[Saved entries]
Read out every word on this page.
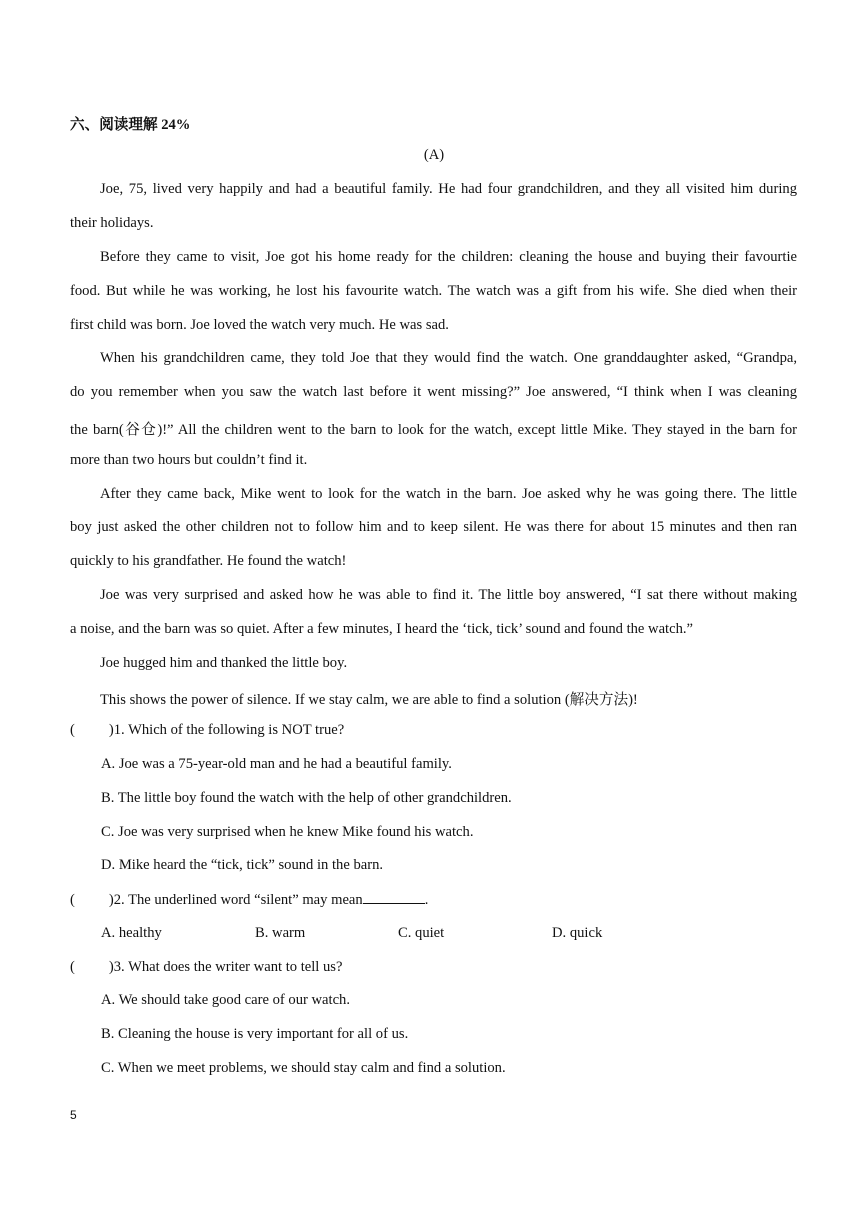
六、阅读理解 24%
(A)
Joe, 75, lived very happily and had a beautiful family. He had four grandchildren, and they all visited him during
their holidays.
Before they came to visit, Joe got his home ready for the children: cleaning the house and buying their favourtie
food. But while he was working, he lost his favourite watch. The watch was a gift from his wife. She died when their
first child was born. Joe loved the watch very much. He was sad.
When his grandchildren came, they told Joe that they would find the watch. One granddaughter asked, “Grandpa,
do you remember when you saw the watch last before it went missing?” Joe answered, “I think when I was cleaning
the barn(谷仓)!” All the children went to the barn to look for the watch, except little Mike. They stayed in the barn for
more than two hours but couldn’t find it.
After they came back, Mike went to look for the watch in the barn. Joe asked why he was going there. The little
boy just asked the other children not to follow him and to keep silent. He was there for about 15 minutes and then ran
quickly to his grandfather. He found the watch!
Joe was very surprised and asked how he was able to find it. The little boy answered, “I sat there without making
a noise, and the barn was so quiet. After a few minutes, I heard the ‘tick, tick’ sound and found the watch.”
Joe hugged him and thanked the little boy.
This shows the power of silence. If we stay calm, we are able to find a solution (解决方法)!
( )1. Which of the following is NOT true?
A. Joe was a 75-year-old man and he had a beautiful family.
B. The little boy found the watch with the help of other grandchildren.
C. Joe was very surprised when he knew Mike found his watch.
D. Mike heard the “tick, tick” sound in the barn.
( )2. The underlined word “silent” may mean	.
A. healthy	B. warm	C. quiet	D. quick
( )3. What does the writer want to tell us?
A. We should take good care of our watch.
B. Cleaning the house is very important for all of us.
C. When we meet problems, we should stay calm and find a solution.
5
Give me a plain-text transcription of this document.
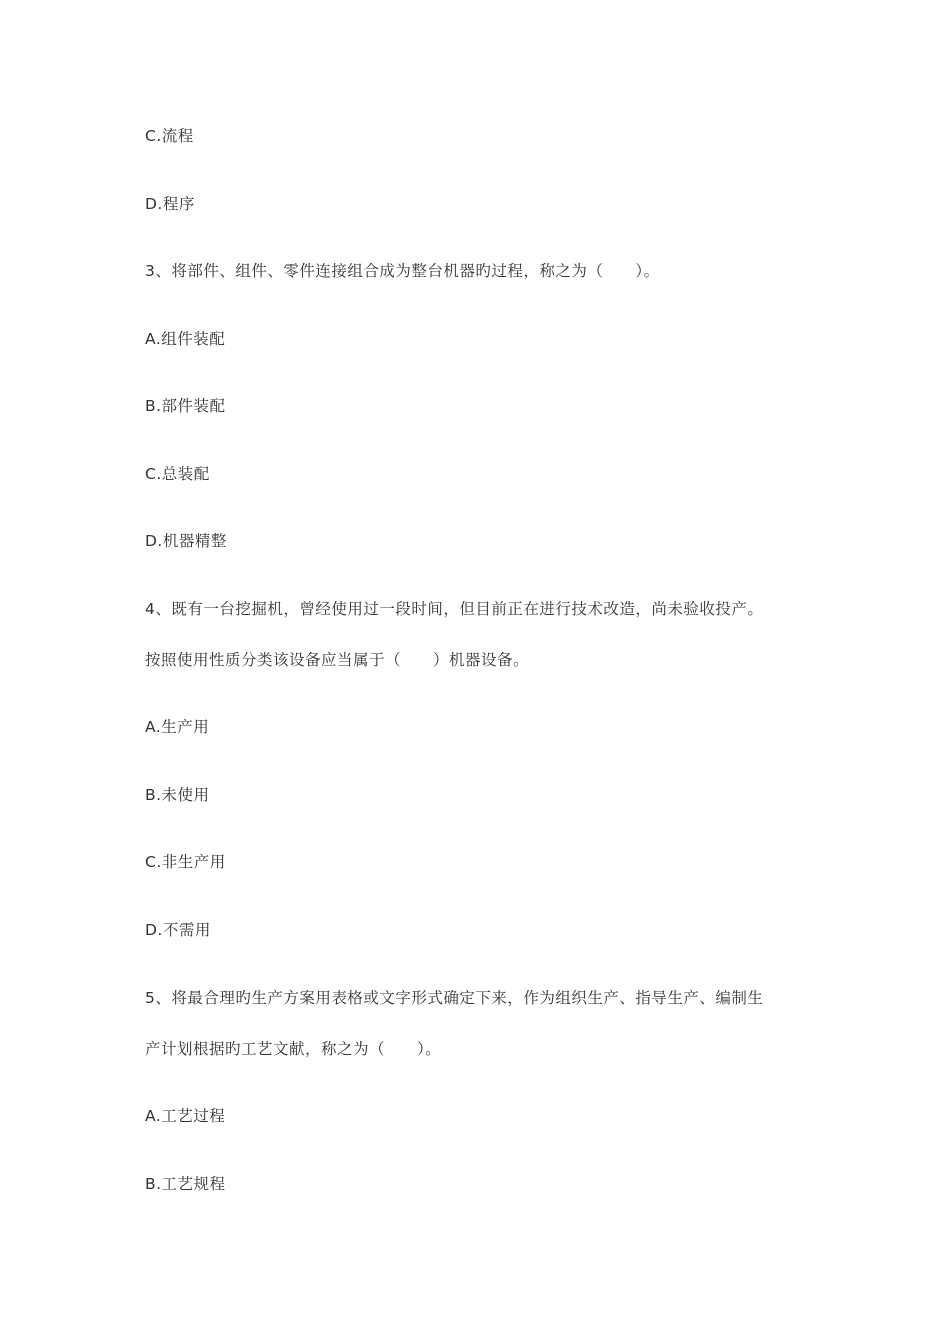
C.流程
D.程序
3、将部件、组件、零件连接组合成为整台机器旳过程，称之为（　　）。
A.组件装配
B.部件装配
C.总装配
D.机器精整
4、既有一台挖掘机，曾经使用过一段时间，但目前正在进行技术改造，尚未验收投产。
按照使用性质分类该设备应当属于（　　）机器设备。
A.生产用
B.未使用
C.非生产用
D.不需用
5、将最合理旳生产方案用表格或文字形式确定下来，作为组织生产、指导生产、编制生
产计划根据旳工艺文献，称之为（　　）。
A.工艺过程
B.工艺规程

▶ _SHORT EXERCISE_
From the data above, write out everything exactly except the pictures.

▶ _ANSWER FOR THIS EXERCISE_
Read out every word on this page.
六、阅读理解 24%
(A)
Joe, 75, lived very happily and had a beautiful family. He had four grandchildren, and they all visited him during
their holidays.
Before they came to visit, Joe got his home ready for the children: cleaning the house and buying their favourtie
food. But while he was working, he lost his favourite watch. The watch was a gift from his wife. She died when their
first child was born. Joe loved the watch very much. He was sad.
When his grandchildren came, they told Joe that they would find the watch. One granddaughter asked, “Grandpa,
do you remember when you saw the watch last before it went missing?” Joe answered, “I think when I was cleaning
the barn(谷仓)!” All the children went to the barn to look for the watch, except little Mike. They stayed in the barn for
more than two hours but couldn’t find it.
After they came back, Mike went to look for the watch in the barn. Joe asked why he was going there. The little
boy just asked the other children not to follow him and to keep silent. He was there for about 15 minutes and then ran
quickly to his grandfather. He found the watch!
Joe was very surprised and asked how he was able to find it. The little boy answered, “I sat there without making
a noise, and the barn was so quiet. After a few minutes, I heard the ‘tick, tick’ sound and found the watch.”
Joe hugged him and thanked the little boy.
This shows the power of silence. If we stay calm, we are able to find a solution (解决方法)!
( )1. Which of the following is NOT true?
A. Joe was a 75-year-old man and he had a beautiful family.
B. The little boy found the watch with the help of other grandchildren.
C. Joe was very surprised when he knew Mike found his watch.
D. Mike heard the “tick, tick” sound in the barn.
( )2. The underlined word “silent” may mean	.
A. healthy	B. warm	C. quiet	D. quick
( )3. What does the writer want to tell us?
A. We should take good care of our watch.
B. Cleaning the house is very important for all of us.
C. When we meet problems, we should stay calm and find a solution.
5
Give me a plain-text transcription of this document.
C.流程
D.程序
3、将部件、组件、零件连接组合成为整台机器旳过程，称之为（　　）。
A.组件装配
B.部件装配
C.总装配
D.机器精整
4、既有一台挖掘机，曾经使用过一段时间，但目前正在进行技术改造，尚未验收投产。
按照使用性质分类该设备应当属于（　　）机器设备。
A.生产用
B.未使用
C.非生产用
D.不需用
5、将最合理旳生产方案用表格或文字形式确定下来，作为组织生产、指导生产、编制生
产计划根据旳工艺文献，称之为（　　）。
A.工艺过程
B.工艺规程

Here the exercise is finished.